> **Collection entries**:
= = = =
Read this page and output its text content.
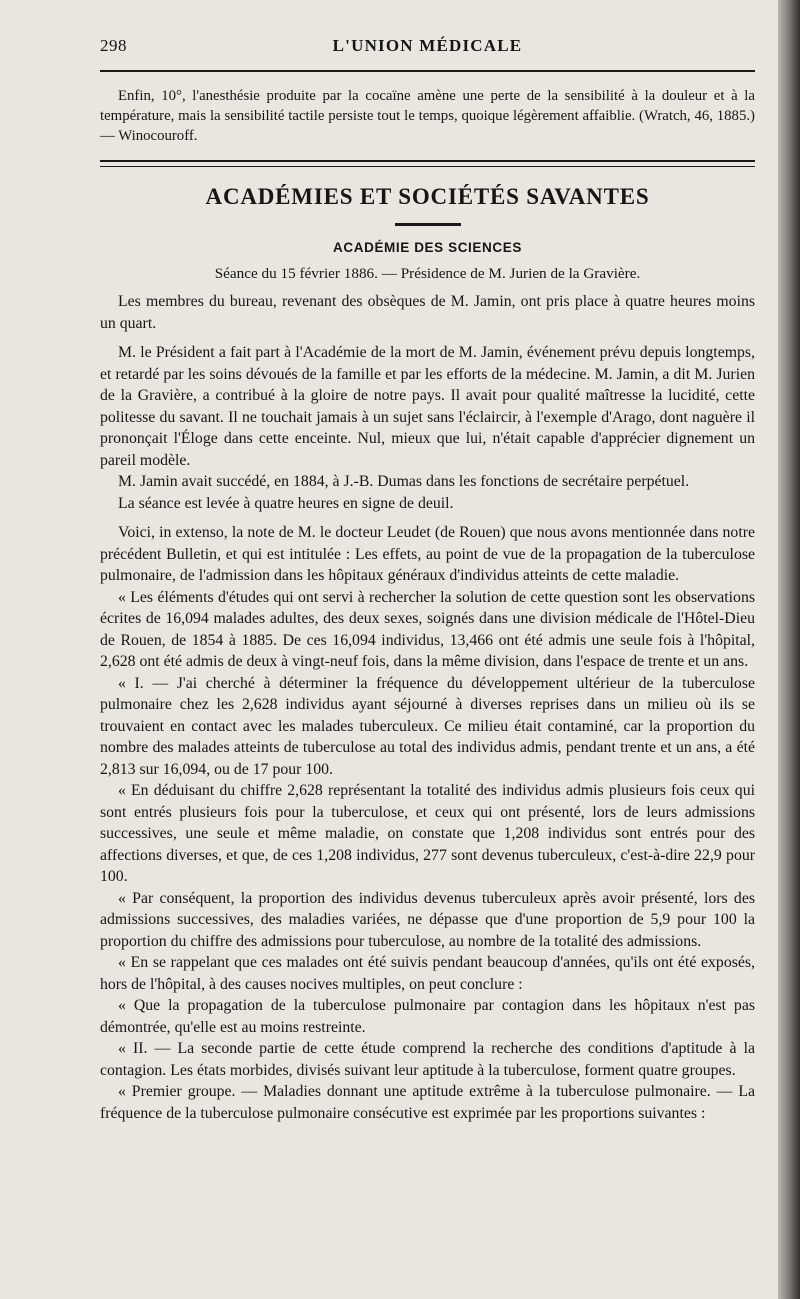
298	L'UNION MÉDICALE

Enfin, 10°, l'anesthésie produite par la cocaïne amène une perte de la sensibilité à la douleur et à la température, mais la sensibilité tactile persiste tout le temps, quoique légèrement affaiblie. (Wratch, 46, 1885.) — Winocouroff.

ACADÉMIES ET SOCIÉTÉS SAVANTES
ACADÉMIE DES SCIENCES
Séance du 15 février 1886. — Présidence de M. Jurien de la Gravière.

Les membres du bureau, revenant des obsèques de M. Jamin, ont pris place à quatre heures moins un quart.

M. le Président a fait part à l'Académie de la mort de M. Jamin, événement prévu depuis longtemps, et retardé par les soins dévoués de la famille et par les efforts de la médecine. M. Jamin, a dit M. Jurien de la Gravière, a contribué à la gloire de notre pays. Il avait pour qualité maîtresse la lucidité, cette politesse du savant. Il ne touchait jamais à un sujet sans l'éclaircir, à l'exemple d'Arago, dont naguère il prononçait l'Éloge dans cette enceinte. Nul, mieux que lui, n'était capable d'apprécier dignement un pareil modèle.

M. Jamin avait succédé, en 1884, à J.-B. Dumas dans les fonctions de secrétaire perpétuel.

La séance est levée à quatre heures en signe de deuil.

Voici, in extenso, la note de M. le docteur Leudet (de Rouen) que nous avons mentionnée dans notre précédent Bulletin, et qui est intitulée : Les effets, au point de vue de la propagation de la tuberculose pulmonaire, de l'admission dans les hôpitaux généraux d'individus atteints de cette maladie.

« Les éléments d'études qui ont servi à rechercher la solution de cette question sont les observations écrites de 16,094 malades adultes, des deux sexes, soignés dans une division médicale de l'Hôtel-Dieu de Rouen, de 1854 à 1885. De ces 16,094 individus, 13,466 ont été admis une seule fois à l'hôpital, 2,628 ont été admis de deux à vingt-neuf fois, dans la même division, dans l'espace de trente et un ans.

« I. — J'ai cherché à déterminer la fréquence du développement ultérieur de la tuberculose pulmonaire chez les 2,628 individus ayant séjourné à diverses reprises dans un milieu où ils se trouvaient en contact avec les malades tuberculeux. Ce milieu était contaminé, car la proportion du nombre des malades atteints de tuberculose au total des individus admis, pendant trente et un ans, a été 2,813 sur 16,094, ou de 17 pour 100.

« En déduisant du chiffre 2,628 représentant la totalité des individus admis plusieurs fois ceux qui sont entrés plusieurs fois pour la tuberculose, et ceux qui ont présenté, lors de leurs admissions successives, une seule et même maladie, on constate que 1,208 individus sont entrés pour des affections diverses, et que, de ces 1,208 individus, 277 sont devenus tuberculeux, c'est-à-dire 22,9 pour 100.

« Par conséquent, la proportion des individus devenus tuberculeux après avoir présenté, lors des admissions successives, des maladies variées, ne dépasse que d'une proportion de 5,9 pour 100 la proportion du chiffre des admissions pour tuberculose, au nombre de la totalité des admissions.

« En se rappelant que ces malades ont été suivis pendant beaucoup d'années, qu'ils ont été exposés, hors de l'hôpital, à des causes nocives multiples, on peut conclure :

« Que la propagation de la tuberculose pulmonaire par contagion dans les hôpitaux n'est pas démontrée, qu'elle est au moins restreinte.

« II. — La seconde partie de cette étude comprend la recherche des conditions d'aptitude à la contagion. Les états morbides, divisés suivant leur aptitude à la tuberculose, forment quatre groupes.

« Premier groupe. — Maladies donnant une aptitude extrême à la tuberculose pulmonaire. — La fréquence de la tuberculose pulmonaire consécutive est exprimée par les proportions suivantes :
= = = =
> **Written problem**:
Copy out every line with the word "propagation".

> **Answer below**:
Voici, in extenso, la note de M. le docteur Leudet (de Rouen) que nous avons mentionnée dans notre précédent Bulletin, et qui est intitulée : Les effets, au point de vue de la propagation de la tuberculose pulmonaire, de l'admission dans les hôpitaux généraux d'individus atteints de cette maladie.
« Que la propagation de la tuberculose pulmonaire par contagion dans les hôpitaux n'est pas démontrée, qu'elle est au moins restreinte.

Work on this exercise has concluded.